◆ **Work to do**:
Select all lines in the records that include "Temperature".

◆ **Listed entries**:
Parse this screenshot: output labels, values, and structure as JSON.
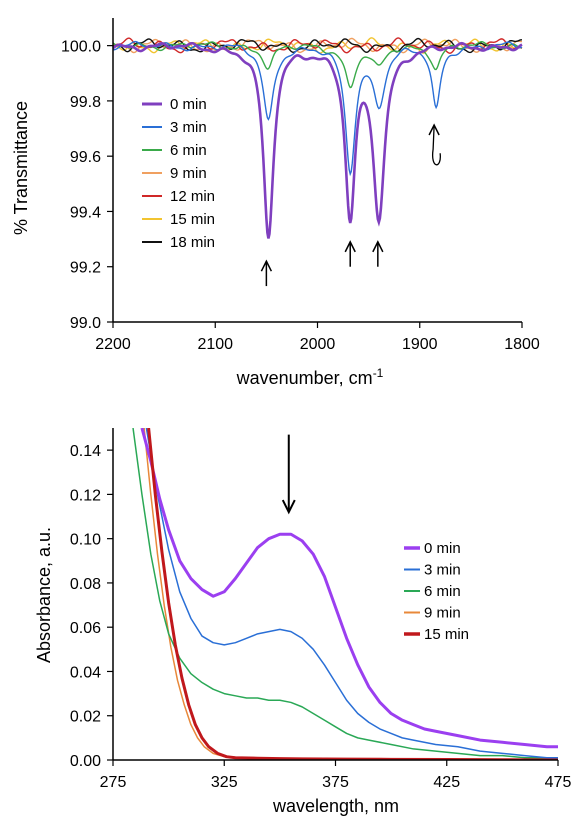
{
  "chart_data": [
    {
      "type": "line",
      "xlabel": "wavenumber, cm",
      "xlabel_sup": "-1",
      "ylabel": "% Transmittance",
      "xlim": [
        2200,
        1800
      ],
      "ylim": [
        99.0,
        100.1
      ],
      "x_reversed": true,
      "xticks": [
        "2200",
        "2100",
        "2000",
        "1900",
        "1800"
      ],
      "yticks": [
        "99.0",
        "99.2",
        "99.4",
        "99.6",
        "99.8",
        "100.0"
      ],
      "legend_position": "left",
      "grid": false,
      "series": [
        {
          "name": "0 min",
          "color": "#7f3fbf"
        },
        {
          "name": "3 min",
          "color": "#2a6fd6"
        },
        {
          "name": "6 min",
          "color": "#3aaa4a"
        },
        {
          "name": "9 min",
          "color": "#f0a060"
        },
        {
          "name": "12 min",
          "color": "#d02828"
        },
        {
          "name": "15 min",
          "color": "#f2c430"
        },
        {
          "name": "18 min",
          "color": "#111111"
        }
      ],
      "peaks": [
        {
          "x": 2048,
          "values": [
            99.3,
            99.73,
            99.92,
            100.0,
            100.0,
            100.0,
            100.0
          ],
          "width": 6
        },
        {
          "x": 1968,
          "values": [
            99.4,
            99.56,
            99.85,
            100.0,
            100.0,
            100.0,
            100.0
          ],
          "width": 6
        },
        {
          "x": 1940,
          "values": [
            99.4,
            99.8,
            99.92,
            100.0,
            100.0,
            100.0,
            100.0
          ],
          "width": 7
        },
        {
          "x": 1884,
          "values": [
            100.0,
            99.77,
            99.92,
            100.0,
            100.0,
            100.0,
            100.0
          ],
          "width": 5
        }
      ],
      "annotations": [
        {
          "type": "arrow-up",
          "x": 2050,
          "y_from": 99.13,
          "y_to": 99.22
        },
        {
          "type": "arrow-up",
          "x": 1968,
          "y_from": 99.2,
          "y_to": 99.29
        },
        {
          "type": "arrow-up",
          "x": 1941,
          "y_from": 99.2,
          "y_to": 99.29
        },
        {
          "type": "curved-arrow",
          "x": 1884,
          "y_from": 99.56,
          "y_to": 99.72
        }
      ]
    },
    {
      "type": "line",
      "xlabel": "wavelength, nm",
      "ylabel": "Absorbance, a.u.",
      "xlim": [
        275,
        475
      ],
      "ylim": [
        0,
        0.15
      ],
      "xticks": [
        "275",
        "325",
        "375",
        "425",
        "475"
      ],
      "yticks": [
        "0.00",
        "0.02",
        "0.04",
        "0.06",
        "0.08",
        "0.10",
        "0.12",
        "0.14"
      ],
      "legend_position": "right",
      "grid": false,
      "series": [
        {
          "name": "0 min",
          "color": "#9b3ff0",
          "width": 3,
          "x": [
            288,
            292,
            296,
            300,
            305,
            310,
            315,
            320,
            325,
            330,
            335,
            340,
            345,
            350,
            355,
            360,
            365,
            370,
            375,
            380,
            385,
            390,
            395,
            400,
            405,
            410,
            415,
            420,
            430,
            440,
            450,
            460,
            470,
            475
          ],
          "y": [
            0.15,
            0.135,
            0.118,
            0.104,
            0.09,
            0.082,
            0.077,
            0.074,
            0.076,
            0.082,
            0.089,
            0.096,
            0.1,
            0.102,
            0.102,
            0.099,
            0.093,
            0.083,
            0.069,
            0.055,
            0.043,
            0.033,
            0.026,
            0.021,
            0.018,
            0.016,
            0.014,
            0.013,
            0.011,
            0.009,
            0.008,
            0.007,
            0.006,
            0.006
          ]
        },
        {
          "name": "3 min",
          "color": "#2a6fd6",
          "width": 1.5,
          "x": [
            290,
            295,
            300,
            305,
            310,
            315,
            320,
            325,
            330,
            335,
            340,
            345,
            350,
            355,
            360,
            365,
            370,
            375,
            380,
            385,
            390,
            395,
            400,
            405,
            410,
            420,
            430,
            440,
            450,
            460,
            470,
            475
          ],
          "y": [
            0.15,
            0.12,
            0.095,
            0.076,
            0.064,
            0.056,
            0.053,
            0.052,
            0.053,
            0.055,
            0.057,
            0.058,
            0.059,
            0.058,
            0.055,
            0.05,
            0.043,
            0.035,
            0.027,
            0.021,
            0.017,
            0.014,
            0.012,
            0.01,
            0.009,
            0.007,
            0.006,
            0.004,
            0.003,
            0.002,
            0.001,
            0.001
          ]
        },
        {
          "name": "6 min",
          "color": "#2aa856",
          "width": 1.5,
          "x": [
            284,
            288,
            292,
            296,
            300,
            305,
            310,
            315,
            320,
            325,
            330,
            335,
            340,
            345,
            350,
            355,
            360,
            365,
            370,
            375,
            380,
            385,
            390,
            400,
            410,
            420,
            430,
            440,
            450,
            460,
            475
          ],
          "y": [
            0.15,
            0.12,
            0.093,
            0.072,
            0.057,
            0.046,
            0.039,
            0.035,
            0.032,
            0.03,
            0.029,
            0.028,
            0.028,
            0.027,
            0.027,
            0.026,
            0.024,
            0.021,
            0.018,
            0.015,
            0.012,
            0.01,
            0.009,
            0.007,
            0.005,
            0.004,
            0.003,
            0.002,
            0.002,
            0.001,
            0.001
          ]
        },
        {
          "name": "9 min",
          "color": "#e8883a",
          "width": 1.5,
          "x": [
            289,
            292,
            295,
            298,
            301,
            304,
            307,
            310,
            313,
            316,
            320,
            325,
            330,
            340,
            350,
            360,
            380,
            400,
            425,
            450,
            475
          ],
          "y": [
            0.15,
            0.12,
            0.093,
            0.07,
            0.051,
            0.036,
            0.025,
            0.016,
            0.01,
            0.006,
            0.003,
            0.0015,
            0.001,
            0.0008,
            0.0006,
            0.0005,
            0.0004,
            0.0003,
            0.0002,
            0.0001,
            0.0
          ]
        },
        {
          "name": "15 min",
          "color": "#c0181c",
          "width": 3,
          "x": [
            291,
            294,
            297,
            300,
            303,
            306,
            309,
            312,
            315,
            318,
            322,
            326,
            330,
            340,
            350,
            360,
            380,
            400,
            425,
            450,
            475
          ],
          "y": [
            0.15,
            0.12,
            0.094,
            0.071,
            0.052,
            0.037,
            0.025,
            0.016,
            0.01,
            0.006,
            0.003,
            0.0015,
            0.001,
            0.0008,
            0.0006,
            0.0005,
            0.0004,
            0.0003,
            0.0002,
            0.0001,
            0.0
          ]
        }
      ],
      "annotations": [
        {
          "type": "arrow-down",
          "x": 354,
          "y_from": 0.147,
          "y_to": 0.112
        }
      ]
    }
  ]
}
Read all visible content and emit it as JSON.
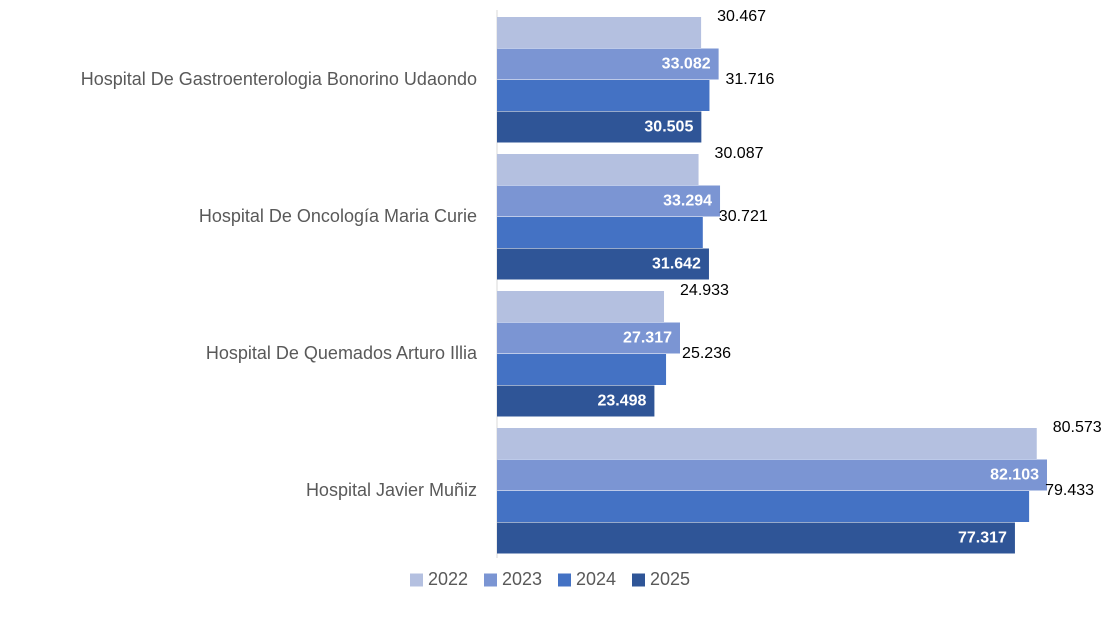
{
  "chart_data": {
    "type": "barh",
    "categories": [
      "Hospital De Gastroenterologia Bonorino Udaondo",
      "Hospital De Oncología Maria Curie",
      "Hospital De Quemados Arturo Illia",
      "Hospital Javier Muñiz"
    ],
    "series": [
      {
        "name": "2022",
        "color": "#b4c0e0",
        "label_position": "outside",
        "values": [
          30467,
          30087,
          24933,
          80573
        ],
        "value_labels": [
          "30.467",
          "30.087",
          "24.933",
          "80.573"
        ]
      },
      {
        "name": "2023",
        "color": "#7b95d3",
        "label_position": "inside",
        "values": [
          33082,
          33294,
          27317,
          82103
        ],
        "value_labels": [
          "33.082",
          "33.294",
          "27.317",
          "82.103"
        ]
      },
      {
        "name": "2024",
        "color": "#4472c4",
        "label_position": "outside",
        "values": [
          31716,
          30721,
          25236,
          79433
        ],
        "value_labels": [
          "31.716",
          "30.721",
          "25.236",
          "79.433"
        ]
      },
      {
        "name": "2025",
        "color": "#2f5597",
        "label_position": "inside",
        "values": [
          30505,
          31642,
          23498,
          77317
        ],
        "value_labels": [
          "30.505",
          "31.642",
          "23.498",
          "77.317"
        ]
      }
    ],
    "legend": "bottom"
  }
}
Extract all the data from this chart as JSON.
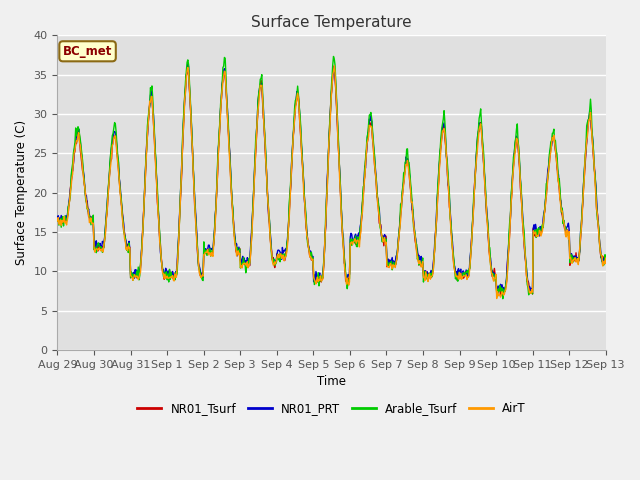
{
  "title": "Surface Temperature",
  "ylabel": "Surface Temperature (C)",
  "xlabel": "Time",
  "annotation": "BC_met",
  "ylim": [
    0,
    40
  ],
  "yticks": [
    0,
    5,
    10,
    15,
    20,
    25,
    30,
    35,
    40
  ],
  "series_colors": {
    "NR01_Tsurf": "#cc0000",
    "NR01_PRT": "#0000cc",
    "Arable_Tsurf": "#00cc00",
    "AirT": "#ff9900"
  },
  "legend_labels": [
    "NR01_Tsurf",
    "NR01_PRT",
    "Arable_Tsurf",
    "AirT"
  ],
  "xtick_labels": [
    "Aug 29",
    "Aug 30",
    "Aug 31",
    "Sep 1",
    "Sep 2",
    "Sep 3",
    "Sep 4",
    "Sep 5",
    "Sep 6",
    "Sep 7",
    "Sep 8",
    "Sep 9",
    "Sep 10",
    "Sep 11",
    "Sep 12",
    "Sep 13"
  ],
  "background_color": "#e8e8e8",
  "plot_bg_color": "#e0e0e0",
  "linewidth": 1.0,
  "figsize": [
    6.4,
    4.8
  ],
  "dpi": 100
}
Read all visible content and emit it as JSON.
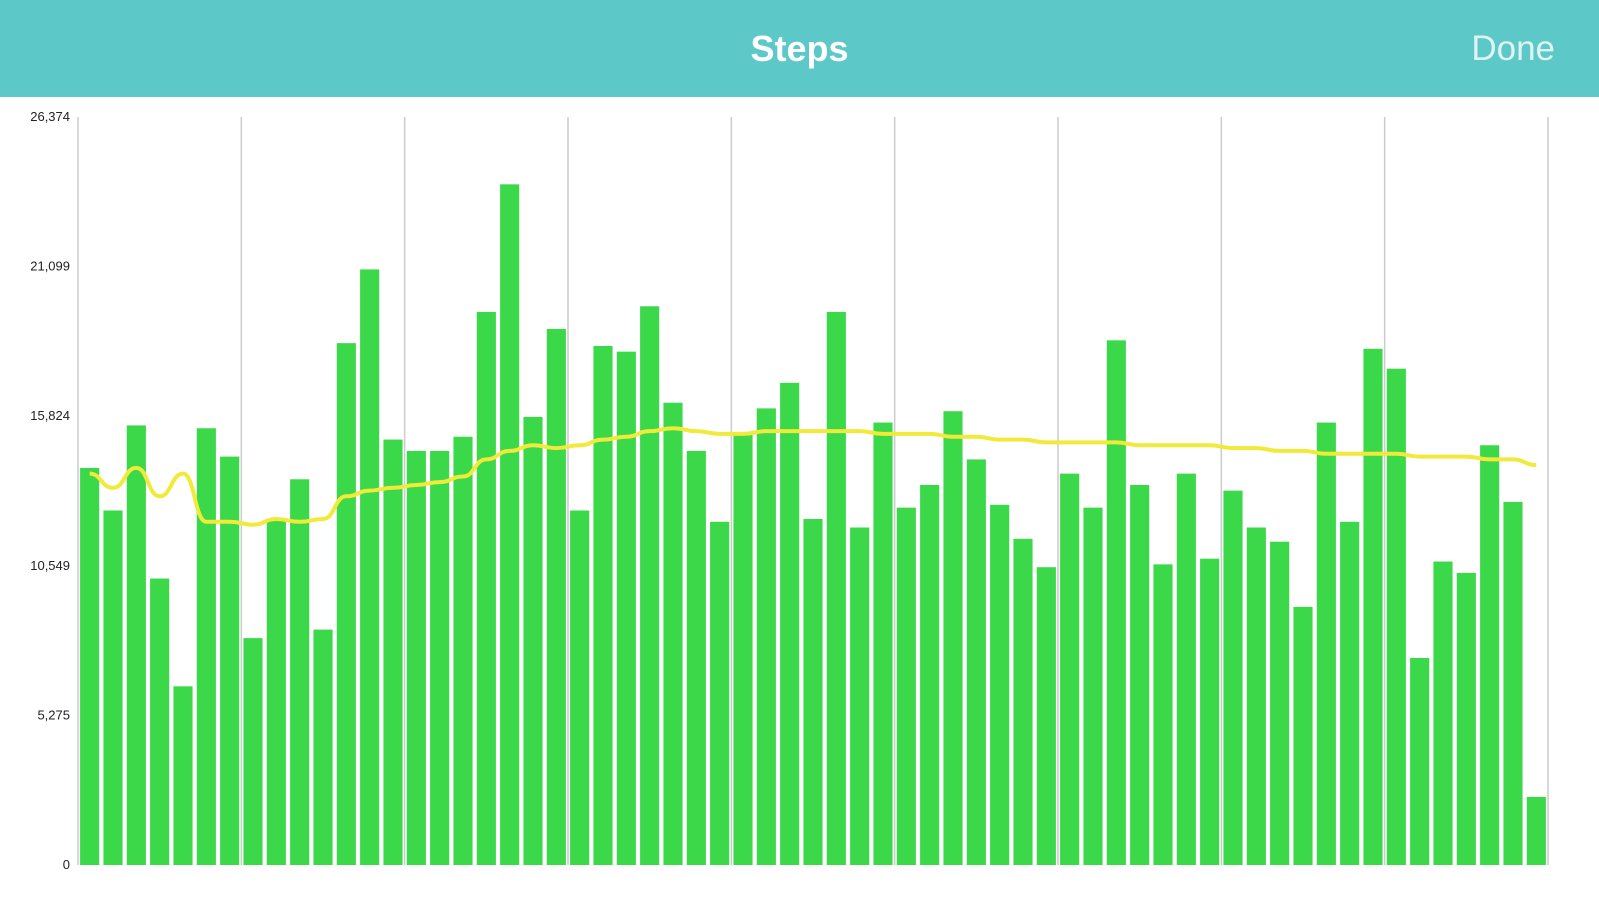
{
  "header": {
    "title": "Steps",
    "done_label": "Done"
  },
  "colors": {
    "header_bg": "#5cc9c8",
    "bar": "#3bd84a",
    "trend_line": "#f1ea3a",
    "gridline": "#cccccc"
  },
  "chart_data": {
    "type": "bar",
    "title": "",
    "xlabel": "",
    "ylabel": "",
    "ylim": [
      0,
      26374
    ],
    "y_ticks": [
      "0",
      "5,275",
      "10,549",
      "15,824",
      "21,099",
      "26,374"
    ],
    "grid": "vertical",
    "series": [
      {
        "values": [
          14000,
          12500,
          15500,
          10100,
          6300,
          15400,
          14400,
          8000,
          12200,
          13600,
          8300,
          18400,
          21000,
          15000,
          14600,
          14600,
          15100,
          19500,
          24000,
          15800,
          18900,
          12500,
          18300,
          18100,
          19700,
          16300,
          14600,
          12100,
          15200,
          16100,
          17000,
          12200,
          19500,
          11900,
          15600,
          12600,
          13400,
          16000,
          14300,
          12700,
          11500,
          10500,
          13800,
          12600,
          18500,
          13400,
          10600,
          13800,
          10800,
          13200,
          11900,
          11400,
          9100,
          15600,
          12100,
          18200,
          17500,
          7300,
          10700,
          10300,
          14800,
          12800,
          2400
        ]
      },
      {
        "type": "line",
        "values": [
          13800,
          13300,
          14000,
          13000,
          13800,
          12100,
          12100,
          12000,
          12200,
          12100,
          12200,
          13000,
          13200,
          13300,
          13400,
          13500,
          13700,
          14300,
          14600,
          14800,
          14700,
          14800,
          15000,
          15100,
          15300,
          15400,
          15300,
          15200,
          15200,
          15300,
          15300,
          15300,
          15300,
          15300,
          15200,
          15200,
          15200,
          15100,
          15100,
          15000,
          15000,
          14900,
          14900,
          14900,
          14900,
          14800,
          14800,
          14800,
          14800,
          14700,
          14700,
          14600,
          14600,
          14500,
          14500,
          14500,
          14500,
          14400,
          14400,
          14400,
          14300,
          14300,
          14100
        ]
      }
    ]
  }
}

◆ **Exercise response**:
  "title": "Surface Temperature",
  "ylabel": "Surface Temperature (C)",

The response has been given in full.